* _AIM OF THE TASK_:
Check every line of the data below for the string "this", and copy the ones that hold it.

◇ ◇ ◇ ◇ ◇ ◇ ◇

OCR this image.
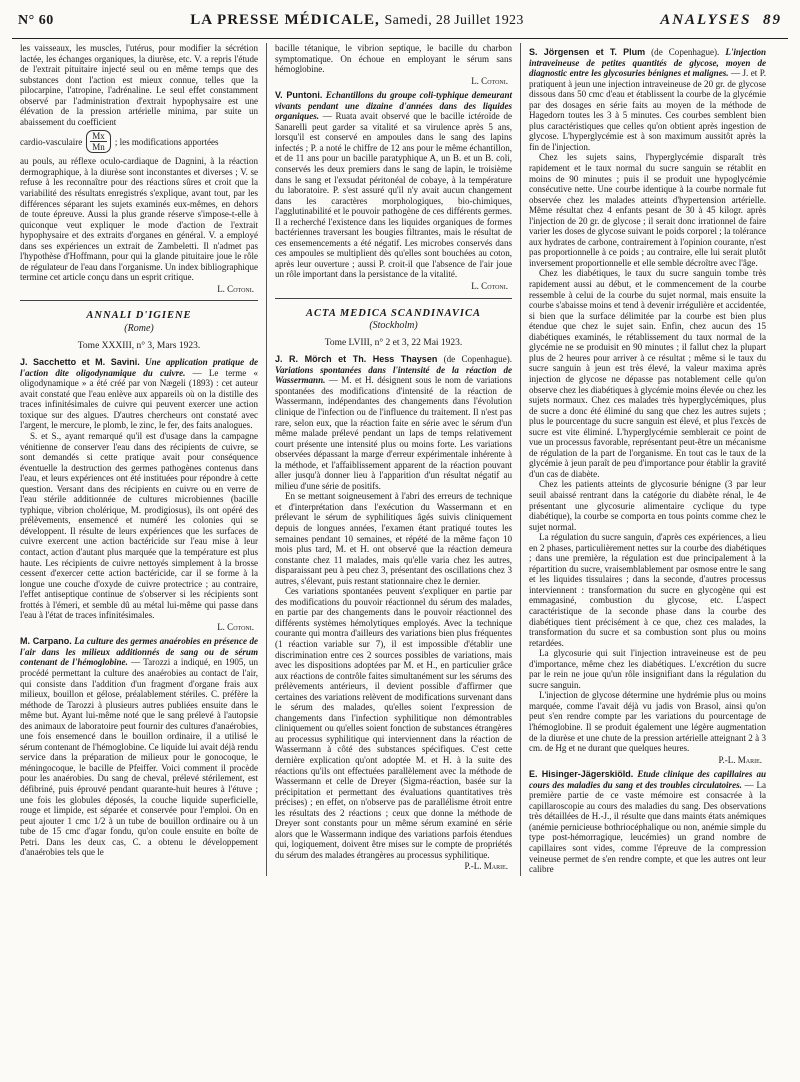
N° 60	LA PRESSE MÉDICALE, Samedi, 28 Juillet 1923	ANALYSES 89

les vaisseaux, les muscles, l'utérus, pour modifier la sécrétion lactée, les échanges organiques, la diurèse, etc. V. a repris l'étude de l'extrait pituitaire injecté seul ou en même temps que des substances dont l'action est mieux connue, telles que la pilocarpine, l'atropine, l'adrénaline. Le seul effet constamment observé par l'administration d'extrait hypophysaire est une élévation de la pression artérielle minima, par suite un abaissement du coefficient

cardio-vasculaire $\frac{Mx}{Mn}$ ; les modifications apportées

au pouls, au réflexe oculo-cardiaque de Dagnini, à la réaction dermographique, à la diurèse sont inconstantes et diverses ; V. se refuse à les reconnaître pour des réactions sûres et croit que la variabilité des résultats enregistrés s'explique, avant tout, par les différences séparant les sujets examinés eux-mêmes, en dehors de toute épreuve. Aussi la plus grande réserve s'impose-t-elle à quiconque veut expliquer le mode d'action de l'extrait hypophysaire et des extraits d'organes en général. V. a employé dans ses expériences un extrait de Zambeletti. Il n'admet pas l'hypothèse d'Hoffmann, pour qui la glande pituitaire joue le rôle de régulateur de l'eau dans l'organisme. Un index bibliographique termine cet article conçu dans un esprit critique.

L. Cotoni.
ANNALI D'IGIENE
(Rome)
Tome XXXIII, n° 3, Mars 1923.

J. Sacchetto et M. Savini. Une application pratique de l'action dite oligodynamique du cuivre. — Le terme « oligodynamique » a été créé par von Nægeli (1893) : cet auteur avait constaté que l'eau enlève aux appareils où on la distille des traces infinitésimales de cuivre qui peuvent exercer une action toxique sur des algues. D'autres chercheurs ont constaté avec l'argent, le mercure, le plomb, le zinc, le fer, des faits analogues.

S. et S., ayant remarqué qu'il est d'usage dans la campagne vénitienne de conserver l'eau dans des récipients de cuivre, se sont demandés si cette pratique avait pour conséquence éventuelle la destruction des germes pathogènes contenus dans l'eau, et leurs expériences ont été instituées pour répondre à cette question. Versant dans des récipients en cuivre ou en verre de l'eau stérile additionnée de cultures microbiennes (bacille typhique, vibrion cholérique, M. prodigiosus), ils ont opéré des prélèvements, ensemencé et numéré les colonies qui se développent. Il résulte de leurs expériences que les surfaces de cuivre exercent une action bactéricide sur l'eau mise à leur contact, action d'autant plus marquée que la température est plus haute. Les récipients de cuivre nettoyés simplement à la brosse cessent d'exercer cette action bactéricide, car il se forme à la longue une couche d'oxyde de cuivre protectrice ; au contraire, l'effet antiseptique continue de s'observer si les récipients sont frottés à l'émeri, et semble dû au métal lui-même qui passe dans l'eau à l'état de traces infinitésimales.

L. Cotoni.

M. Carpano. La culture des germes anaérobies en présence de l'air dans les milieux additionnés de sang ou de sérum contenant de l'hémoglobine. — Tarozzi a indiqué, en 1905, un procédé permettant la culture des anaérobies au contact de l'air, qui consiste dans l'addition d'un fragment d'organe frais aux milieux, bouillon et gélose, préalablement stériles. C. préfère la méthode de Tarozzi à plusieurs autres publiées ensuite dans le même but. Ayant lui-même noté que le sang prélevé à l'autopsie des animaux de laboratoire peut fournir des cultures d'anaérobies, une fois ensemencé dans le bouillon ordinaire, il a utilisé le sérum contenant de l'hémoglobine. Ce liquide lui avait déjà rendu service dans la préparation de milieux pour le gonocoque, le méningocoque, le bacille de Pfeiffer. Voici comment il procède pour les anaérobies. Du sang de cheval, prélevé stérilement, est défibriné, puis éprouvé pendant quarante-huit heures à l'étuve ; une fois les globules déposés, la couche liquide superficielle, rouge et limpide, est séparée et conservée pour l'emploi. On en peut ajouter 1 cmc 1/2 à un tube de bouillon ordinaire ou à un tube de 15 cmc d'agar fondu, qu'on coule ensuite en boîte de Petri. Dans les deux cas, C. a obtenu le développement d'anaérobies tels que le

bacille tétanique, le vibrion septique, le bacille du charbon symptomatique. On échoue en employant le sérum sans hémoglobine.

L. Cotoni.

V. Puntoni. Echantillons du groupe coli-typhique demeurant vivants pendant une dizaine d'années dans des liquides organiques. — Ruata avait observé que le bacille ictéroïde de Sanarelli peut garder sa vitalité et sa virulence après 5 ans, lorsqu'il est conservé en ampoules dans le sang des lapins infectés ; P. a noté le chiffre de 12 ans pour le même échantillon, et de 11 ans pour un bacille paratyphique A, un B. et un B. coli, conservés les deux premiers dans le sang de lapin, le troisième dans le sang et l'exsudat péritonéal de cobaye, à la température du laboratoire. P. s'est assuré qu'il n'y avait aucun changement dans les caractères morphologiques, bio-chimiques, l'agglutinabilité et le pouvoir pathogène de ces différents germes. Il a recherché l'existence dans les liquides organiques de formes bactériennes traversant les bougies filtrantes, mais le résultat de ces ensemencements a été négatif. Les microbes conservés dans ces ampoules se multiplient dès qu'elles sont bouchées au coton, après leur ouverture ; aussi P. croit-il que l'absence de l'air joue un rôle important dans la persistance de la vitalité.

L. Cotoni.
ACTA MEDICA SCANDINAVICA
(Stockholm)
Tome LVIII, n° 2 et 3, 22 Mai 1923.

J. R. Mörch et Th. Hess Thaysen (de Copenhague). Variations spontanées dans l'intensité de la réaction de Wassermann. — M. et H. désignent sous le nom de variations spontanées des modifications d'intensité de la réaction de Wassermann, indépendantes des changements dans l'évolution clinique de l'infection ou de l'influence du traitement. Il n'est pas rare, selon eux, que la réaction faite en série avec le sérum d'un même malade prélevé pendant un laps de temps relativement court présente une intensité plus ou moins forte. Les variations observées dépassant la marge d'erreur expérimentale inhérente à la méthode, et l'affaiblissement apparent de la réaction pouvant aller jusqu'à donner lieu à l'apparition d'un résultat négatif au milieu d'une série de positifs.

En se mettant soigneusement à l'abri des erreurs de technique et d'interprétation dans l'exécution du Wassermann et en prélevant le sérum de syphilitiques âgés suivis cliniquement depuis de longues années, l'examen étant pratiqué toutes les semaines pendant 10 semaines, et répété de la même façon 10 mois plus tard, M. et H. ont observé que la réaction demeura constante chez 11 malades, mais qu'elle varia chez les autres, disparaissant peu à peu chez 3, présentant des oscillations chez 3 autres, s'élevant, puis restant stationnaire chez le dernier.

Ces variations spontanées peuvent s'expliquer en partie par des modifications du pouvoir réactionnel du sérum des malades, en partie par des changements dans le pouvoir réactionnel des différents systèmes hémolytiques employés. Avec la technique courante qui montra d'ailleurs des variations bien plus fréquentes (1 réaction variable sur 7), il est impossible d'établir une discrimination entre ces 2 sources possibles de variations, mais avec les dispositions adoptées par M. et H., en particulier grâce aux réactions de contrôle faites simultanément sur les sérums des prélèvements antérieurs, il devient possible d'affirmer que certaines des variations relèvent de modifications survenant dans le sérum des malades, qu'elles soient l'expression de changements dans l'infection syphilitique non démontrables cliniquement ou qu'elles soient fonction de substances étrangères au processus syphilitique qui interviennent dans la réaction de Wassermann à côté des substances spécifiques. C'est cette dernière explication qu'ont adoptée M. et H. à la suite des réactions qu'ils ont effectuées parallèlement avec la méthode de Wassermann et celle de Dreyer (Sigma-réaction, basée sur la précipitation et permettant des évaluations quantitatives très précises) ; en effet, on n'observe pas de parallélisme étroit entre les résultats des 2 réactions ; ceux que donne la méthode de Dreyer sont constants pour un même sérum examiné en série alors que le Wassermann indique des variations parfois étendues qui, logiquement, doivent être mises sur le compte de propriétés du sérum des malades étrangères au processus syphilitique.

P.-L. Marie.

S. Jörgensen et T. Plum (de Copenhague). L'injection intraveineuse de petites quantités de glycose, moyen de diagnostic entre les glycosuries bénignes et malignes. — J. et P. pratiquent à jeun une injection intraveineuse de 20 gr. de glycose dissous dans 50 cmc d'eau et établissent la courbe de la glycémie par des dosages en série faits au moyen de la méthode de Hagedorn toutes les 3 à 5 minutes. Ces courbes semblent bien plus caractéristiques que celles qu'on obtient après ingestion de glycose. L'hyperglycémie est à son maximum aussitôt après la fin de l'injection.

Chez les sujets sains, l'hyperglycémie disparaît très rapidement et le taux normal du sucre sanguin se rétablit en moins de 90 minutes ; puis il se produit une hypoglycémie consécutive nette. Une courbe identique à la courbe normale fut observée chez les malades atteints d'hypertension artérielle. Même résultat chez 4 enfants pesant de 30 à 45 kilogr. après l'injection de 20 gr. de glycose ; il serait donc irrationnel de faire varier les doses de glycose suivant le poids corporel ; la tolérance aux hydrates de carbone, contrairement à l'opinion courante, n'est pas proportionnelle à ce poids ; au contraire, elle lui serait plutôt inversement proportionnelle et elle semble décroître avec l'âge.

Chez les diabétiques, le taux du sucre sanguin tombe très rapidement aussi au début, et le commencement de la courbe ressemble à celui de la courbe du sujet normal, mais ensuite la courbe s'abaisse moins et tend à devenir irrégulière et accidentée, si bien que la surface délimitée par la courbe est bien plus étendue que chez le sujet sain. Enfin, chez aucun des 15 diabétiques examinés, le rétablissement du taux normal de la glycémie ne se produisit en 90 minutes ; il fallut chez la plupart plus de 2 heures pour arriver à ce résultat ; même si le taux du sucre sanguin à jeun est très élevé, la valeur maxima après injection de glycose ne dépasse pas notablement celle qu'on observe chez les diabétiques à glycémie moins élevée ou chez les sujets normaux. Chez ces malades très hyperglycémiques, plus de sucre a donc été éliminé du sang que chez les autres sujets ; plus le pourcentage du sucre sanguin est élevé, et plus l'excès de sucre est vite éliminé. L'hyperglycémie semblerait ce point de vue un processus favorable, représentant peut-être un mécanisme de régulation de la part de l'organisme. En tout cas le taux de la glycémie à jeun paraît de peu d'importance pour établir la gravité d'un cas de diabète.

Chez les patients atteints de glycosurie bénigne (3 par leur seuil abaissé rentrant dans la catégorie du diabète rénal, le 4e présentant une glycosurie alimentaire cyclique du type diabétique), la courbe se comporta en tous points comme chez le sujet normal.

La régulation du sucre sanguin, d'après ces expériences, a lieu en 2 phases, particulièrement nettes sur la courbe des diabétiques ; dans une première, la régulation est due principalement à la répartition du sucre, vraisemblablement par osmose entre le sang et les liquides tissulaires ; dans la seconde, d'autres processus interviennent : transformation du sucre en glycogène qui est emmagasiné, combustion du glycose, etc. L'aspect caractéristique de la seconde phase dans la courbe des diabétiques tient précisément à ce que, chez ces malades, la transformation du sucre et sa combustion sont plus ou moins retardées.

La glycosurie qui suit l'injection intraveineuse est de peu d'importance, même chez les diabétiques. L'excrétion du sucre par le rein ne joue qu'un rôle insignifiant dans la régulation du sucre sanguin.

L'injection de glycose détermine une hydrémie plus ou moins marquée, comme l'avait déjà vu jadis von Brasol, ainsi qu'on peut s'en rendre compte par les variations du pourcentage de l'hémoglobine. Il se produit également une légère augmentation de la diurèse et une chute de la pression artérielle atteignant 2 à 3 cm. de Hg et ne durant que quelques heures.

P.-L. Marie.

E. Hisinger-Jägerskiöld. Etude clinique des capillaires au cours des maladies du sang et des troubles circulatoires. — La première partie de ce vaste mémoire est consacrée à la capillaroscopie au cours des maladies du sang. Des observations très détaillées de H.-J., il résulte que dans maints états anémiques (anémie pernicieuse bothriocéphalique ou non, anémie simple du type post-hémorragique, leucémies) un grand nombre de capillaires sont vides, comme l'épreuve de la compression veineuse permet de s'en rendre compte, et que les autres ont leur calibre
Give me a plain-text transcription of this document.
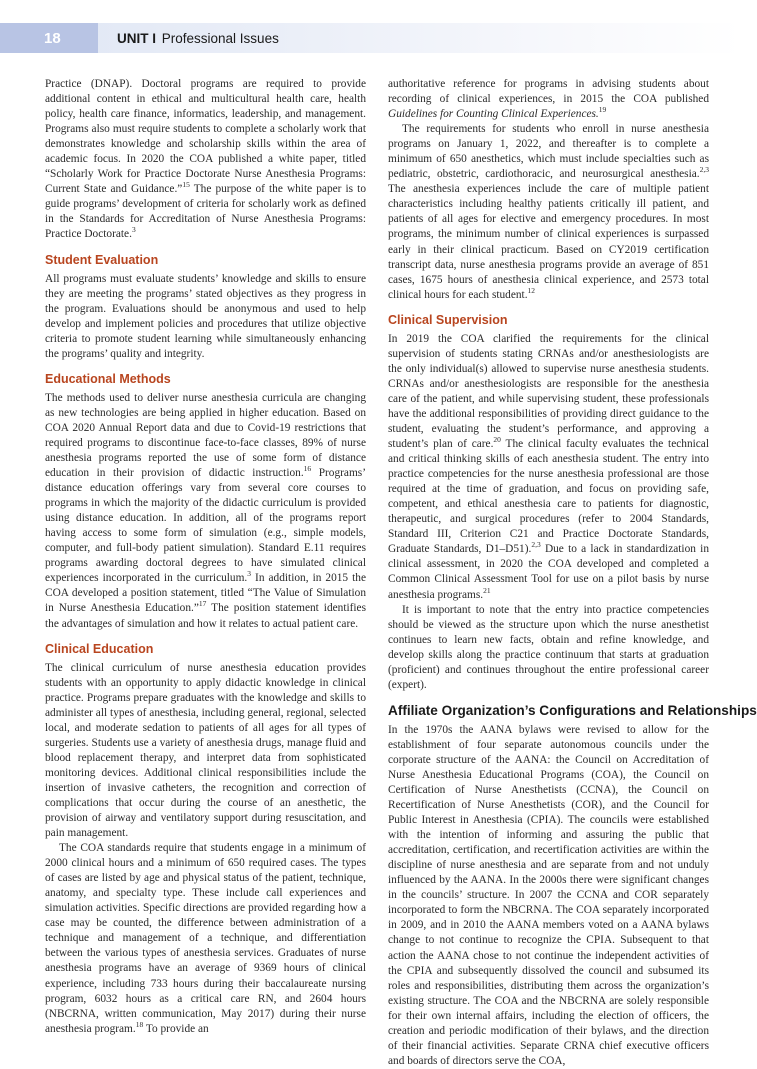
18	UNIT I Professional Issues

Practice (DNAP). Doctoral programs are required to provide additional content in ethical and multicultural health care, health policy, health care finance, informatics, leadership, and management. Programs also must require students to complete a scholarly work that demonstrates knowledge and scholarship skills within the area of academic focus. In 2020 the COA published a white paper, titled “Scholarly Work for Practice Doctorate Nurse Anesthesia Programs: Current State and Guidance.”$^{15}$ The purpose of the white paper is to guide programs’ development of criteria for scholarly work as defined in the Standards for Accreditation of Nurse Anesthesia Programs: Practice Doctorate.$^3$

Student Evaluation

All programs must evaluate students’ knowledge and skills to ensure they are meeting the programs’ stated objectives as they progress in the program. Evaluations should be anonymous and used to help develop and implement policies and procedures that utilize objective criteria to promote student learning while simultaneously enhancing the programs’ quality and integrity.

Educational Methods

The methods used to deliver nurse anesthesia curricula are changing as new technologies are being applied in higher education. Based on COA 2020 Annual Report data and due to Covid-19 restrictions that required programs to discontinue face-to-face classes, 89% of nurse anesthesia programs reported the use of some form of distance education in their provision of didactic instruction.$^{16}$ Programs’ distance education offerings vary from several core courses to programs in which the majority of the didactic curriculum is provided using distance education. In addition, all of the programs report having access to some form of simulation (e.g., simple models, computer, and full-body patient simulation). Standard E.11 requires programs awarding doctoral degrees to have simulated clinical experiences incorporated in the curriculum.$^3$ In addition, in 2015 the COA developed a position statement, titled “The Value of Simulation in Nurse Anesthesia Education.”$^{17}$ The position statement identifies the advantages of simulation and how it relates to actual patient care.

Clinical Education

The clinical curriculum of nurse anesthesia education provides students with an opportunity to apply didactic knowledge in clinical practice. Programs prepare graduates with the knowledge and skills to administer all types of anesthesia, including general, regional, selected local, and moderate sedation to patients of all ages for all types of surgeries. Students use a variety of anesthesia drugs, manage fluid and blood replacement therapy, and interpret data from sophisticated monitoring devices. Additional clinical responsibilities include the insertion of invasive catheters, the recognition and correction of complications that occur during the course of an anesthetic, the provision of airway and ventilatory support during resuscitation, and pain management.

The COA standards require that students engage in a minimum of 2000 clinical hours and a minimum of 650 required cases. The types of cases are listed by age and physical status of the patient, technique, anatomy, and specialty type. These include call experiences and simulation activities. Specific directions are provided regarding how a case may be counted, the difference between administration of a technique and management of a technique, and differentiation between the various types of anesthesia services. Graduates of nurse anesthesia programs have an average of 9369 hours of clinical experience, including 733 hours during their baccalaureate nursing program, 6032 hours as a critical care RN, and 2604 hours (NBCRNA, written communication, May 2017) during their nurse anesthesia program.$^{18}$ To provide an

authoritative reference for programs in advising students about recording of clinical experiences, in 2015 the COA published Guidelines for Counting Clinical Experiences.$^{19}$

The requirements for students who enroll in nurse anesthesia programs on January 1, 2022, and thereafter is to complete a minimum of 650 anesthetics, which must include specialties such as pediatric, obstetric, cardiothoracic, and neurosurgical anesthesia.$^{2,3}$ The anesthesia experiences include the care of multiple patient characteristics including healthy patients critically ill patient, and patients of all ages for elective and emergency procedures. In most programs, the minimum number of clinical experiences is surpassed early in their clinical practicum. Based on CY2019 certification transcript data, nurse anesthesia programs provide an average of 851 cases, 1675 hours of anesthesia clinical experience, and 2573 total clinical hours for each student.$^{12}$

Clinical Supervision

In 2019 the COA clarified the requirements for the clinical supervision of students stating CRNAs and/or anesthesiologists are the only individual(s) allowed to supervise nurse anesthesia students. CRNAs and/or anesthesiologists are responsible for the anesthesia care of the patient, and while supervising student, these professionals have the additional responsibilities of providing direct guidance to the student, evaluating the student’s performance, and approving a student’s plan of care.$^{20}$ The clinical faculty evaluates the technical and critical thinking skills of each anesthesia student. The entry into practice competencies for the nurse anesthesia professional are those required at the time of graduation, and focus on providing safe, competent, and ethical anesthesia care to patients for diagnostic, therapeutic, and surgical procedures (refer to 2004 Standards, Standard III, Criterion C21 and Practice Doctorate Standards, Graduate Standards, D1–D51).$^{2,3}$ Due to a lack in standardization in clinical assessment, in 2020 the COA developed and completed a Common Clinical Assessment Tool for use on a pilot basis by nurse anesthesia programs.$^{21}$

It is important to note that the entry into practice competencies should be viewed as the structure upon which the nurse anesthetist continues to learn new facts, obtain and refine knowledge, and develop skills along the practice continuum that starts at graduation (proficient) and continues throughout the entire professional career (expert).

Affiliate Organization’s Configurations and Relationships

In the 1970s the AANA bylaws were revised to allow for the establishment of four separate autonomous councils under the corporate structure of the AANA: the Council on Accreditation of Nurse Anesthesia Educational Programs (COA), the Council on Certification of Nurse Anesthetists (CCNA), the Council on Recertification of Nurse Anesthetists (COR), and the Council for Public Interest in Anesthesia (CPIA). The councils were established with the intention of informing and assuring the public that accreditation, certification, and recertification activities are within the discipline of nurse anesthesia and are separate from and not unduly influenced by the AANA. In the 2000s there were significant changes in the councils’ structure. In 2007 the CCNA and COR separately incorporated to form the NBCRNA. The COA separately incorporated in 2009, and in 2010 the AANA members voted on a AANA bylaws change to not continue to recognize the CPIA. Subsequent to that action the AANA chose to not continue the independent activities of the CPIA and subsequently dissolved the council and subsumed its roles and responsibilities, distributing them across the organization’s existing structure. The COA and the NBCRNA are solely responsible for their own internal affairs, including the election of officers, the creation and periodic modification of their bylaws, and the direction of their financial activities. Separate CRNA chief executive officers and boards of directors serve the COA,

◇ ◇ ◇ ◇ ◇ ◇ ◇

* _TASK RESULT_:
OCR this image.
Give me a plain-text transcription of this document.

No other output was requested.